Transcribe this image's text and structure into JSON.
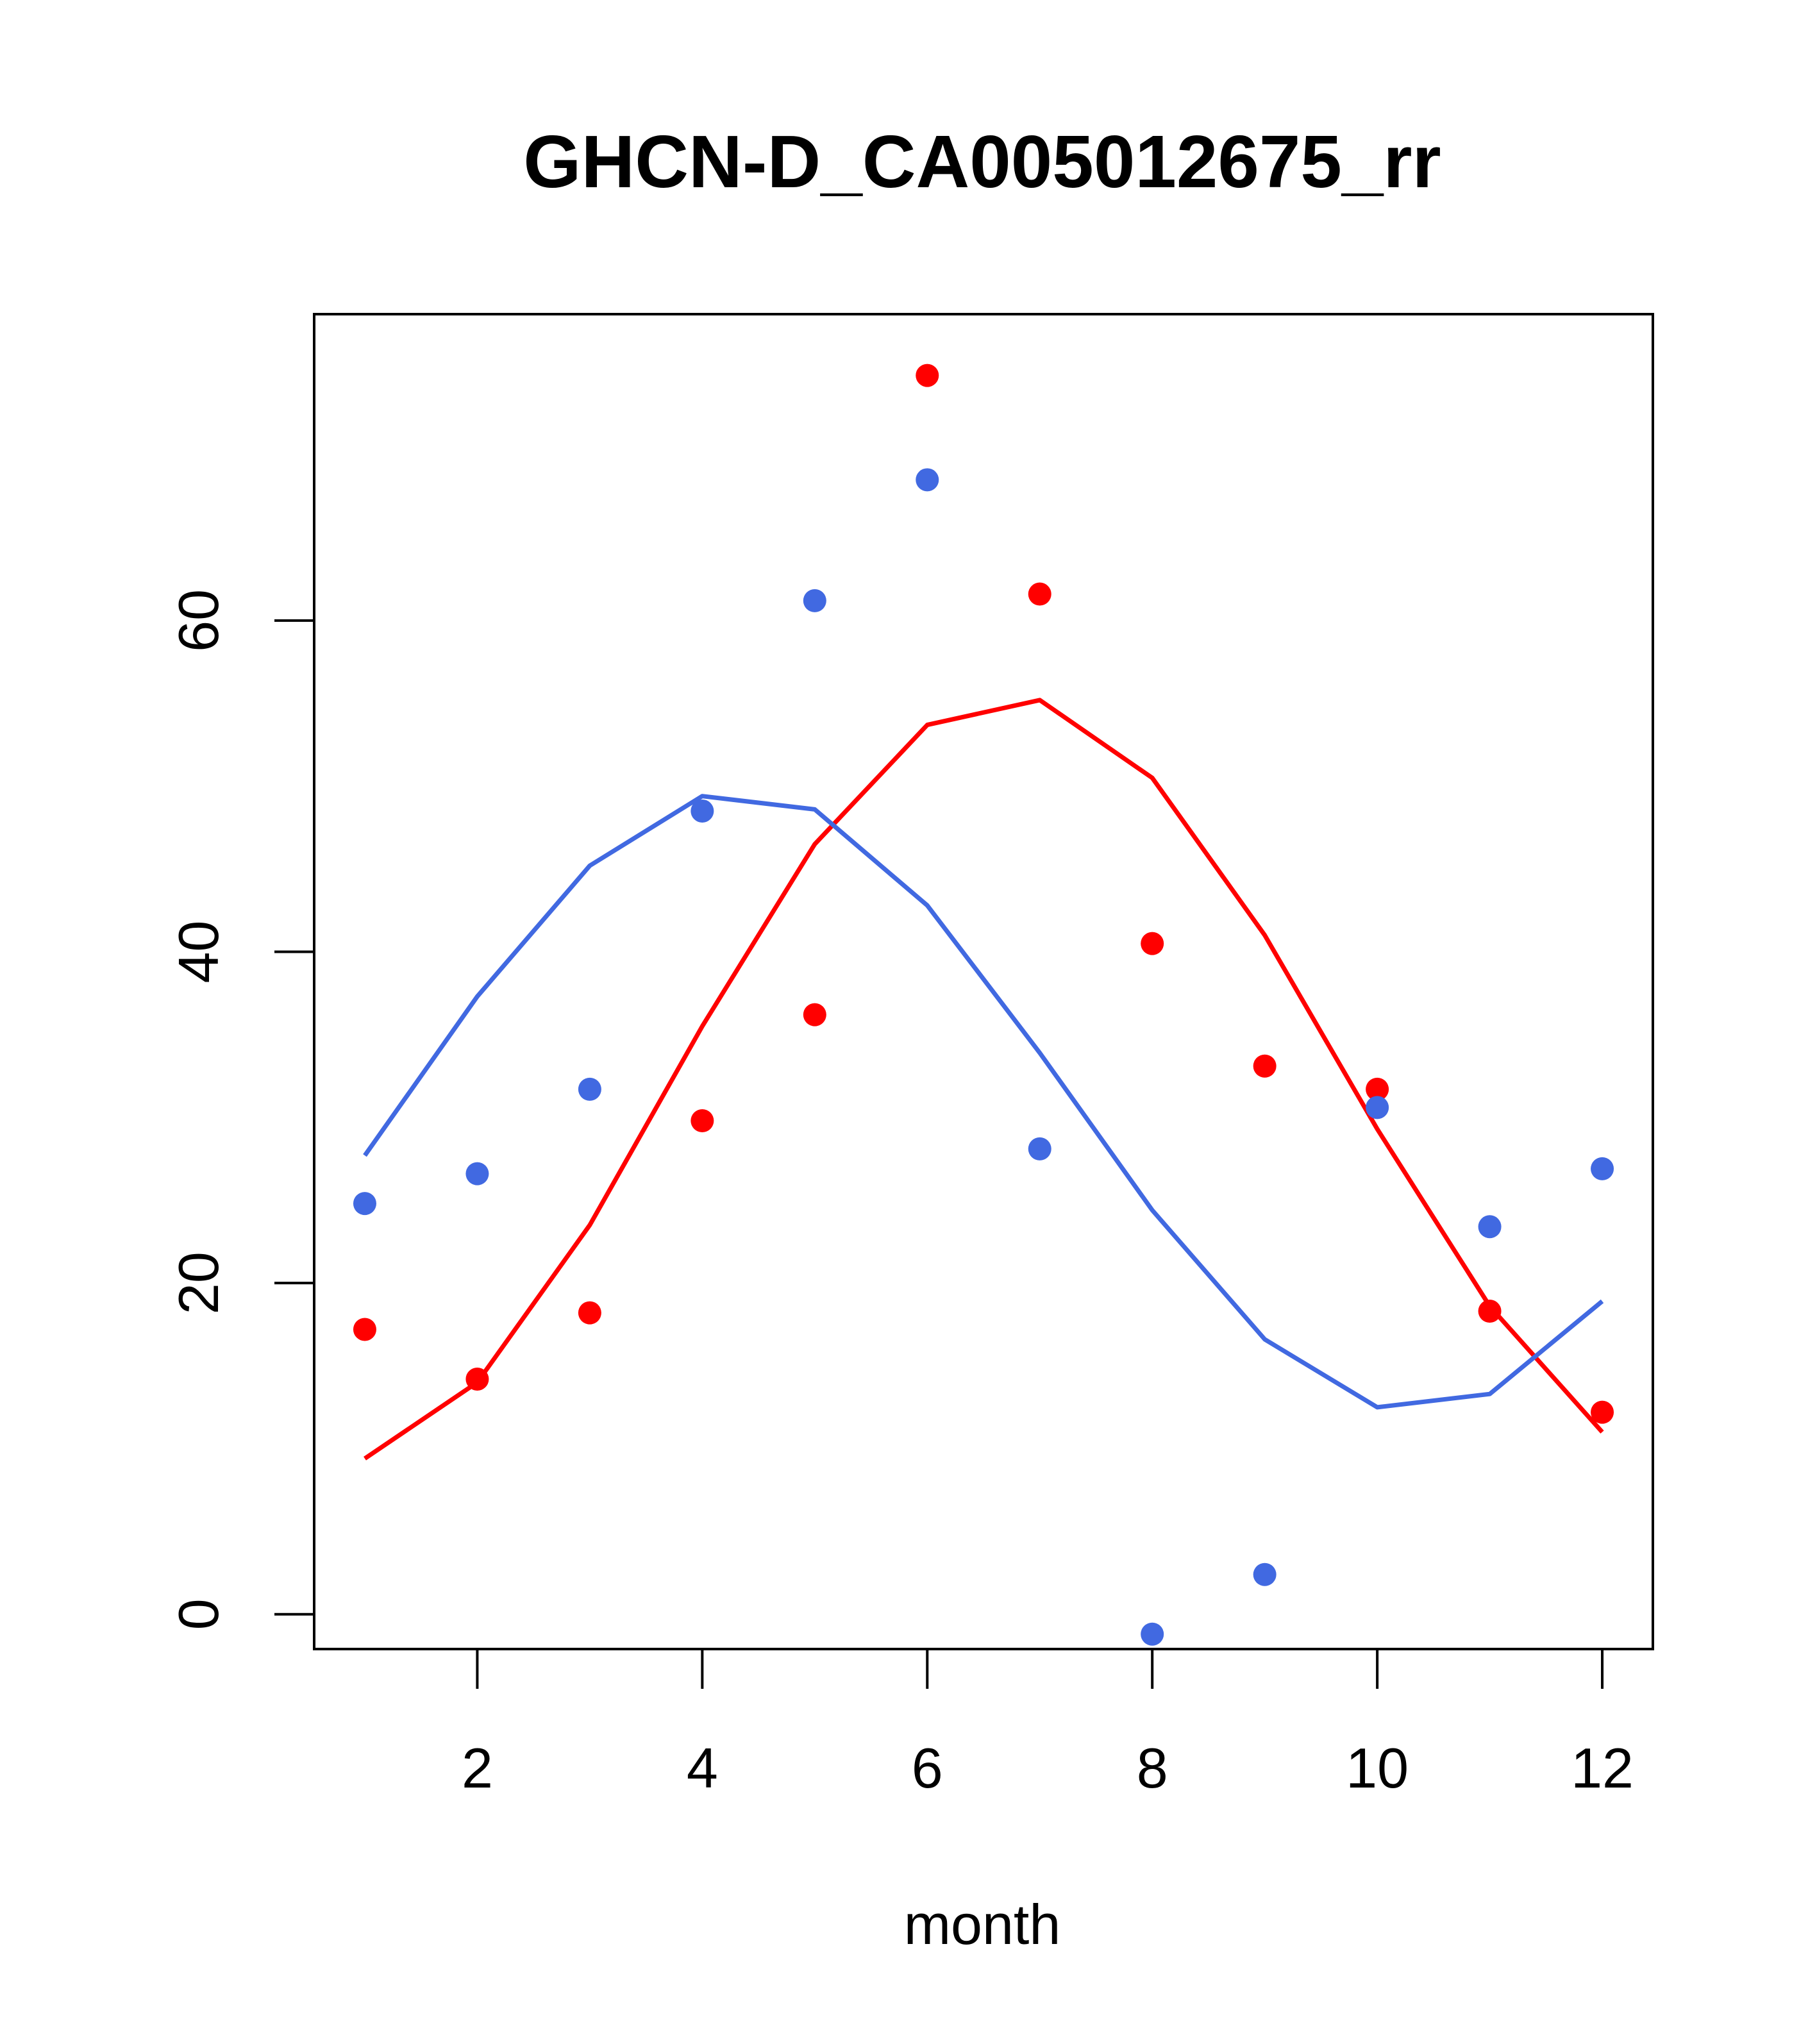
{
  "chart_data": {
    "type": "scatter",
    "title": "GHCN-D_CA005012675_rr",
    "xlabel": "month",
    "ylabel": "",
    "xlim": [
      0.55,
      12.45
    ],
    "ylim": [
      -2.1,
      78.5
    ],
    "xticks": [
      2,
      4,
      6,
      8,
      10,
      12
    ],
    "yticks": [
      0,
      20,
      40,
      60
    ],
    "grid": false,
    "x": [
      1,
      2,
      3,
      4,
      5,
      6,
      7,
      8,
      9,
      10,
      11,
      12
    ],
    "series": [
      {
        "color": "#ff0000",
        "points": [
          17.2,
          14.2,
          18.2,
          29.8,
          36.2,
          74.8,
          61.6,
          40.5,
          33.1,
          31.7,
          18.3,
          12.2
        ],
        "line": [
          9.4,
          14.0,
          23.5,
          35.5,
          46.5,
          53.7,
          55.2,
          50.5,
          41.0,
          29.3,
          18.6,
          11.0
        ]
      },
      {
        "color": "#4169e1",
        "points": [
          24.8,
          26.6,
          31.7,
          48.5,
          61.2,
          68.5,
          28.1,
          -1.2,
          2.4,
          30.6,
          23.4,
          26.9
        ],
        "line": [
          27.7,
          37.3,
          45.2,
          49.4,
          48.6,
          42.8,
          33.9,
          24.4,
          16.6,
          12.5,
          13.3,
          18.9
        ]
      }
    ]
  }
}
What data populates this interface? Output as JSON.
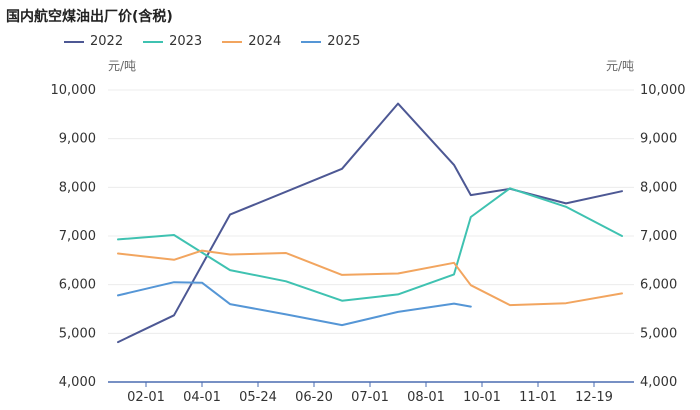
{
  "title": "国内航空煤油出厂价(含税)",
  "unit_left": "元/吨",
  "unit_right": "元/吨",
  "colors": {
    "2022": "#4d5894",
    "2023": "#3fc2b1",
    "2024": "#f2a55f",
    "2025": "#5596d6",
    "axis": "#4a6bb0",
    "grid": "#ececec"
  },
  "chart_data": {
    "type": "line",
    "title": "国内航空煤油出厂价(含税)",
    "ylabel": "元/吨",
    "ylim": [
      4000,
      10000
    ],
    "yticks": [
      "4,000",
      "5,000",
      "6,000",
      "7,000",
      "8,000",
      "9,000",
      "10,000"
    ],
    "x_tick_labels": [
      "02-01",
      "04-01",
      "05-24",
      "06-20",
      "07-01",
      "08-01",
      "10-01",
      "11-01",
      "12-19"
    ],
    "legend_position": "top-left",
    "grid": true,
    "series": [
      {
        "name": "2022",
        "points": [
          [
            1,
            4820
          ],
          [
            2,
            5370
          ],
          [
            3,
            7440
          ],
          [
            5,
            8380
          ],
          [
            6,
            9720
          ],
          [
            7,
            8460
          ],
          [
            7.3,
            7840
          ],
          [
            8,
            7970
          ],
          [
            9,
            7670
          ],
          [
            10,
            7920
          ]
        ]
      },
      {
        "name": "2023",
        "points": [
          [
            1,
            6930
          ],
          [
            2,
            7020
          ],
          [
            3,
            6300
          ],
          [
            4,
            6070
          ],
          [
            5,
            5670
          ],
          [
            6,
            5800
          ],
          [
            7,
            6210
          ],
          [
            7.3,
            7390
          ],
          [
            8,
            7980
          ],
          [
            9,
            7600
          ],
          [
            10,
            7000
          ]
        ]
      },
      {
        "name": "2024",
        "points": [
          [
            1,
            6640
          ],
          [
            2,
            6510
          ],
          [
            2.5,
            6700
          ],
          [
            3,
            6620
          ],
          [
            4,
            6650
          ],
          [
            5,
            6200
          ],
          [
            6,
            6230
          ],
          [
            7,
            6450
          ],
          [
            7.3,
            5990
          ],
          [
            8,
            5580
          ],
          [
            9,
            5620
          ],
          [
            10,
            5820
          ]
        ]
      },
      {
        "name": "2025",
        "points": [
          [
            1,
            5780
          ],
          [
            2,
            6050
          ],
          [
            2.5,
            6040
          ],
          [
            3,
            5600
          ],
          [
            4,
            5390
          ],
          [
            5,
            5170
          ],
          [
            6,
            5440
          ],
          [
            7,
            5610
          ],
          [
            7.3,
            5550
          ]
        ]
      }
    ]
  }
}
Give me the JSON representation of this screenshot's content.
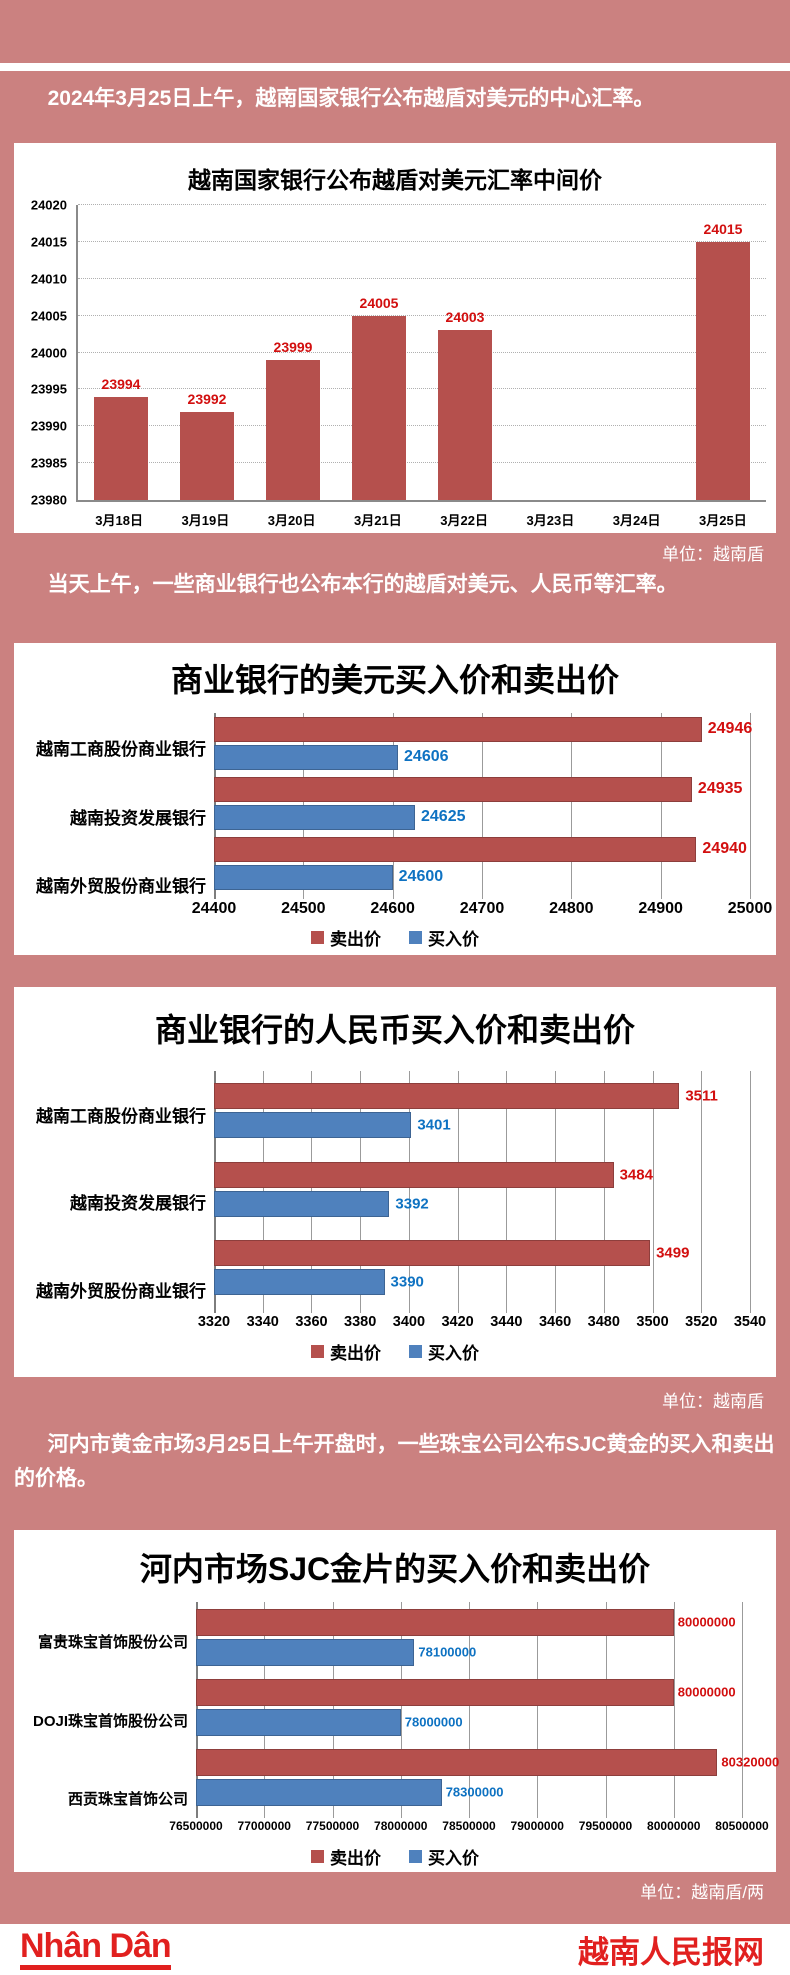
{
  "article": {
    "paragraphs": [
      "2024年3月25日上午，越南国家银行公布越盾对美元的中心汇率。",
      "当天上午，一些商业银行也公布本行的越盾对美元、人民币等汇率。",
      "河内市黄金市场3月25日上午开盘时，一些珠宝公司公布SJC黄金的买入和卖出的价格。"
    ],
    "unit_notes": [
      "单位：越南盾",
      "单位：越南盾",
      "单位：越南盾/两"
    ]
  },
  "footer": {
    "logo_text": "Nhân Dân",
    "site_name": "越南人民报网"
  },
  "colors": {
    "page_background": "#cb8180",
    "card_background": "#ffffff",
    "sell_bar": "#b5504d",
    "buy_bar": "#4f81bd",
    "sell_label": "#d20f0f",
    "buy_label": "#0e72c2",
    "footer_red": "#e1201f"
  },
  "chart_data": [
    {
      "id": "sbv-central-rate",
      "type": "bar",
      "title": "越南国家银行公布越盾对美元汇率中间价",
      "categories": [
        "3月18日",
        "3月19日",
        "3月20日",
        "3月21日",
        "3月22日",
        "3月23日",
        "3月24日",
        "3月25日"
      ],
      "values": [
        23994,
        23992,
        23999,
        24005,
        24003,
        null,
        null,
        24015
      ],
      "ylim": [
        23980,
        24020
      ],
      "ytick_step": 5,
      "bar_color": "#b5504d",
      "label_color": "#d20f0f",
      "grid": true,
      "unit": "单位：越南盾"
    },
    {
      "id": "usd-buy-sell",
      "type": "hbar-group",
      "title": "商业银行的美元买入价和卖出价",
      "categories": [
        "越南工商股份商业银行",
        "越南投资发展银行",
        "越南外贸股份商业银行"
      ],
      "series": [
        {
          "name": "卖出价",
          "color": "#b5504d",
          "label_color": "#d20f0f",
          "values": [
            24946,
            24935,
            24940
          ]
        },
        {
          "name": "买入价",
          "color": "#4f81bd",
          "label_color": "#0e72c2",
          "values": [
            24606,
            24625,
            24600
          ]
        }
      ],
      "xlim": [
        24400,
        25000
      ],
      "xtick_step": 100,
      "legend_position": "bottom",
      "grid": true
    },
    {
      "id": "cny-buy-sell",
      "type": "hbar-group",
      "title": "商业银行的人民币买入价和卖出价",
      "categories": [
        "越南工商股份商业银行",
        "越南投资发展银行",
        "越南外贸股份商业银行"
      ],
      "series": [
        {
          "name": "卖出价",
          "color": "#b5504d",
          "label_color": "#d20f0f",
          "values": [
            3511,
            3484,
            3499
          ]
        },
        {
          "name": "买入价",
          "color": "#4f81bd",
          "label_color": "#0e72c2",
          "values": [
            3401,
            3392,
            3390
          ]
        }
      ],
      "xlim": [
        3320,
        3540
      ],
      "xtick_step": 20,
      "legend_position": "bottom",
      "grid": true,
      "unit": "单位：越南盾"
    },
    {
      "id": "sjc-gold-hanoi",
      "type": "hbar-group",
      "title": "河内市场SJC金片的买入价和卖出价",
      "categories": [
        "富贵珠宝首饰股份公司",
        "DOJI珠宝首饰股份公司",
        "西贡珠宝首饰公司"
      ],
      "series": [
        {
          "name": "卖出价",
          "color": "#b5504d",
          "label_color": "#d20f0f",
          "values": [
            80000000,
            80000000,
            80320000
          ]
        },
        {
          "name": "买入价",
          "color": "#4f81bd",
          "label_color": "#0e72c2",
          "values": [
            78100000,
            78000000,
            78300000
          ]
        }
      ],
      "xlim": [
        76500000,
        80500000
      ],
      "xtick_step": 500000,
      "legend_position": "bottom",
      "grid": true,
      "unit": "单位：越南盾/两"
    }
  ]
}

#### WHAT THE TASK REQUIRES
For each line above that contains the word "this", copy that line.

#### TASK OUTPUT
Transcribe this image's text and structure into JSON.
What data populates this interface? Output as JSON.
Give me the JSON representation of this screenshot's content.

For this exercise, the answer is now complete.